■ Goal ■
Turn the rows below into a Markdown table with the columns "No." and "Line", one numbered table row per line, skipping any blank lines.

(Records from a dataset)
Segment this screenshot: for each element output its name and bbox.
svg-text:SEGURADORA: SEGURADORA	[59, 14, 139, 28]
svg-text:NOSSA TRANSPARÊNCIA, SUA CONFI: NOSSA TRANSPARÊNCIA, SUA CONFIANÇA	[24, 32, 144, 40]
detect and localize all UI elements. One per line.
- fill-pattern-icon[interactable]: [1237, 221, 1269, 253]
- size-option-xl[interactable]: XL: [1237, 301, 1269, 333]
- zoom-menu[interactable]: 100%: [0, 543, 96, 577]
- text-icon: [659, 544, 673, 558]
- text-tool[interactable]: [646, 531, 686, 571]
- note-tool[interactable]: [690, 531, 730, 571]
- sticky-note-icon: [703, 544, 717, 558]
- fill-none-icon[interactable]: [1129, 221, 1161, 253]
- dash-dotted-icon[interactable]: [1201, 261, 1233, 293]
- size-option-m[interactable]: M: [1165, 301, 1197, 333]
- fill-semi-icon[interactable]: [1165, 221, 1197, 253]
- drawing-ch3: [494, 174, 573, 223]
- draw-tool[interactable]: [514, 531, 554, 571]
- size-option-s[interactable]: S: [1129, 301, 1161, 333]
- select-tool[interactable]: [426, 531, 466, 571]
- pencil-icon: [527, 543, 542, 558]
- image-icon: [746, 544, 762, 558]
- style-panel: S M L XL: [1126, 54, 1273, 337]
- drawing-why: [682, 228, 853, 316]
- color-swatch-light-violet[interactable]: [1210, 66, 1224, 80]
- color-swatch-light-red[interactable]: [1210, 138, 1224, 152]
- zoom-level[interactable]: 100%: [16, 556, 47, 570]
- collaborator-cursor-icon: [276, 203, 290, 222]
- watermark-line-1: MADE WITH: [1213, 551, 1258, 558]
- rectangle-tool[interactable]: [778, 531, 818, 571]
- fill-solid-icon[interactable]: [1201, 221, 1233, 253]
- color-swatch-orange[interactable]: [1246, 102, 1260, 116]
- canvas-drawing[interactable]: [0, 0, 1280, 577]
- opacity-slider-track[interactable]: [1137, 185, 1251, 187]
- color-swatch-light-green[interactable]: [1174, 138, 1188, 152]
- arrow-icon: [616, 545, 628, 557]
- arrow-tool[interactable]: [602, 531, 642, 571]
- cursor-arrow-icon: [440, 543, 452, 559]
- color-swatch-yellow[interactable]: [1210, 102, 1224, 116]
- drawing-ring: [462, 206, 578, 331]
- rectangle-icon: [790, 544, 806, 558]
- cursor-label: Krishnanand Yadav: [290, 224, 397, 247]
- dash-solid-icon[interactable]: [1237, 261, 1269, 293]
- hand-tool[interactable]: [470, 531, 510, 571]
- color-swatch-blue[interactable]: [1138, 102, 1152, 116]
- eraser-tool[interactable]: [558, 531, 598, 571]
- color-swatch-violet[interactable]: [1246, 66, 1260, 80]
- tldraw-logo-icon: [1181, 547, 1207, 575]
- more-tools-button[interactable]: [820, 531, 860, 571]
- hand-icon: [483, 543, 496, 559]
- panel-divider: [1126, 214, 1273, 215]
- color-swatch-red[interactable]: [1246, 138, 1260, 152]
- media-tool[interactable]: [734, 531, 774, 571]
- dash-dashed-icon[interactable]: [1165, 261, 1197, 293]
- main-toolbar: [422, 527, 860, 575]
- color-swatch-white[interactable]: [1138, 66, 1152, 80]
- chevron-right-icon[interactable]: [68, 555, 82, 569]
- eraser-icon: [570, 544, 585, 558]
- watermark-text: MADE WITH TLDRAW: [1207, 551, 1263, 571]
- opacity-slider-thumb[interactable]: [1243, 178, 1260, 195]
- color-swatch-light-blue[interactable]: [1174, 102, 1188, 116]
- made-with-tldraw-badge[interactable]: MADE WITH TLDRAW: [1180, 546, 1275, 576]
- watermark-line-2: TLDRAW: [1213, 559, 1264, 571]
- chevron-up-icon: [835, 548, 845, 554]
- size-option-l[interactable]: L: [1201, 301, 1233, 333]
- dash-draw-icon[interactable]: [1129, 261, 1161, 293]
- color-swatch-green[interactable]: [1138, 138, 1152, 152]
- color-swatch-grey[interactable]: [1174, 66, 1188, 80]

■ Correct answer ■
| No. | Line |
|---|---|
| 1 | Segment this screenshot: for each element output its name and bbox. |
| 2 | svg-text:SEGURADORA: SEGURADORA	[59, 14, 139, 28] |
| 3 | svg-text:NOSSA TRANSPARÊNCIA, SUA CONFI: NOSSA TRANSPARÊNCIA, SUA CONFIANÇA	[24, 32, 144, 40] |
| 4 | detect and localize all UI elements. One per line. |
| 5 | - fill-pattern-icon[interactable]: [1237, 221, 1269, 253] |
| 6 | - size-option-xl[interactable]: XL: [1237, 301, 1269, 333] |
| 7 | - zoom-menu[interactable]: 100%: [0, 543, 96, 577] |
| 8 | - text-icon: [659, 544, 673, 558] |
| 9 | - text-tool[interactable]: [646, 531, 686, 571] |
| 10 | - note-tool[interactable]: [690, 531, 730, 571] |
| 11 | - sticky-note-icon: [703, 544, 717, 558] |
| 12 | - fill-none-icon[interactable]: [1129, 221, 1161, 253] |
| 13 | - dash-dotted-icon[interactable]: [1201, 261, 1233, 293] |
| 14 | - size-option-m[interactable]: M: [1165, 301, 1197, 333] |
| 15 | - fill-semi-icon[interactable]: [1165, 221, 1197, 253] |
| 16 | - drawing-ch3: [494, 174, 573, 223] |
| 17 | - draw-tool[interactable]: [514, 531, 554, 571] |
| 18 | - size-option-s[interactable]: S: [1129, 301, 1161, 333] |
| 19 | - select-tool[interactable]: [426, 531, 466, 571] |
| 20 | - pencil-icon: [527, 543, 542, 558] |
| 21 | - image-icon: [746, 544, 762, 558] |
| 22 | - style-panel: S M L XL: [1126, 54, 1273, 337] |
| 23 | - drawing-why: [682, 228, 853, 316] |
| 24 | - color-swatch-light-violet[interactable]: [1210, 66, 1224, 80] |
| 25 | - color-swatch-light-red[interactable]: [1210, 138, 1224, 152] |
| 26 | - zoom-level[interactable]: 100%: [16, 556, 47, 570] |
| 27 | - collaborator-cursor-icon: [276, 203, 290, 222] |
| 28 | - watermark-line-1: MADE WITH: [1213, 551, 1258, 558] |
| 29 | - rectangle-tool[interactable]: [778, 531, 818, 571] |
| 30 | - fill-solid-icon[interactable]: [1201, 221, 1233, 253] |
| 31 | - color-swatch-orange[interactable]: [1246, 102, 1260, 116] |
| 32 | - canvas-drawing[interactable]: [0, 0, 1280, 577] |
| 33 | - opacity-slider-track[interactable]: [1137, 185, 1251, 187] |
| 34 | - color-swatch-light-green[interactable]: [1174, 138, 1188, 152] |
| 35 | - arrow-icon: [616, 545, 628, 557] |
| 36 | - arrow-tool[interactable]: [602, 531, 642, 571] |
| 37 | - cursor-arrow-icon: [440, 543, 452, 559] |
| 38 | - color-swatch-yellow[interactable]: [1210, 102, 1224, 116] |
| 39 | - drawing-ring: [462, 206, 578, 331] |
| 40 | - rectangle-icon: [790, 544, 806, 558] |
| 41 | - cursor-label: Krishnanand Yadav: [290, 224, 397, 247] |
| 42 | - dash-solid-icon[interactable]: [1237, 261, 1269, 293] |
| 43 | - hand-tool[interactable]: [470, 531, 510, 571] |
| 44 | - color-swatch-blue[interactable]: [1138, 102, 1152, 116] |
| 45 | - eraser-tool[interactable]: [558, 531, 598, 571] |
| 46 | - color-swatch-violet[interactable]: [1246, 66, 1260, 80] |
| 47 | - tldraw-logo-icon: [1181, 547, 1207, 575] |
| 48 | - more-tools-button[interactable]: [820, 531, 860, 571] |
| 49 | - hand-icon: [483, 543, 496, 559] |
| 50 | - panel-divider: [1126, 214, 1273, 215] |
| 51 | - color-swatch-red[interactable]: [1246, 138, 1260, 152] |
| 52 | - media-tool[interactable]: [734, 531, 774, 571] |
| 53 | - dash-dashed-icon[interactable]: [1165, 261, 1197, 293] |
| 54 | - main-toolbar: [422, 527, 860, 575] |
| 55 | - color-swatch-white[interactable]: [1138, 66, 1152, 80] |
| 56 | - chevron-right-icon[interactable]: [68, 555, 82, 569] |
| 57 | - eraser-icon: [570, 544, 585, 558] |
| 58 | - watermark-text: MADE WITH TLDRAW: [1207, 551, 1263, 571] |
| 59 | - opacity-slider-thumb[interactable]: [1243, 178, 1260, 195] |
| 60 | - color-swatch-light-blue[interactable]: [1174, 102, 1188, 116] |
| 61 | - made-with-tldraw-badge[interactable]: MADE WITH TLDRAW: [1180, 546, 1275, 576] |
| 62 | - watermark-line-2: TLDRAW: [1213, 559, 1264, 571] |
| 63 | - chevron-up-icon: [835, 548, 845, 554] |
| 64 | - size-option-l[interactable]: L: [1201, 301, 1233, 333] |
| 65 | - dash-draw-icon[interactable]: [1129, 261, 1161, 293] |
| 66 | - color-swatch-green[interactable]: [1138, 138, 1152, 152] |
| 67 | - color-swatch-grey[interactable]: [1174, 66, 1188, 80] |